* Begin Passage *

Peter’s taste for art and design led to the beds in the main garden having a unique shape and layout. In the main, blue-fenced area of the garden, there are four groupings of growing beds, which we call “patterns.” The shapes of these are a simplified version of what you might find at a French chateau.
The vegetables are grown in-ground (not in raised beds, since those aren’t appropriate for our dry SoCal climate). The wooden frames serve merely to direct foot traffic and keep pedestrians on the pathways. We use biointensive spacing inspired by John Jeavons.
The intensive plant spacing serves several purposes: it squeezes the most productivity out of a relatively small section of land; it spaces plants as close together as possible without hampering their root development or bringing on pests and mildew; it spaces plants such that their mature foliage shades the soil and reduces evaporation, maintaining steady soil moisture levels for the benefit of the soil organisms.

* End Passage *

:: Short task 1 ::
According to the garden passage, how many groupings of growing beds are in the main, blue-fenced area?
:: Short task 2 ::
Write out the stretch of the garden passage from "The vegetables are" through "by John Jeavons.", swapping "pathways" for "walkways".
:: Short task 3 ::
Decide whether each statement agrees with the garden passage, answering yes or no and quoting the words that settle it: (a) The vegetables are grown in raised beds. (b) The plant spacing used in the garden is inspired by John Jeavons. (c) The close spacing lets the plants' mature foliage shade the soil.
The material that follows has no connection to the garden passage.

* Begin Supplied information *

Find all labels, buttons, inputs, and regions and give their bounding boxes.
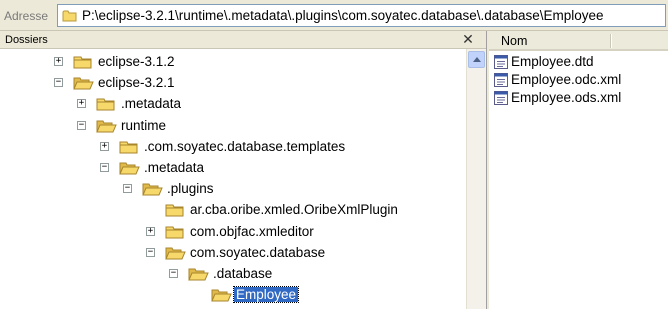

* End Supplied information *

:: Output 1 ::
Four groupings, which are called "patterns."

:: Output 2 ::
The vegetables are grown in-ground (not in raised beds, since those aren’t appropriate for our dry SoCal climate). The wooden frames serve merely to direct foot traffic and keep pedestrians on the walkways. We use biointensive spacing inspired by John Jeavons.

:: Output 3 ::
(a) No: "The vegetables are grown in-ground (not in raised beds, since those aren’t appropriate for our dry SoCal climate)."
(b) Yes: "We use biointensive spacing inspired by John Jeavons."
(c) Yes: "it spaces plants such that their mature foliage shades the soil and reduces evaporation"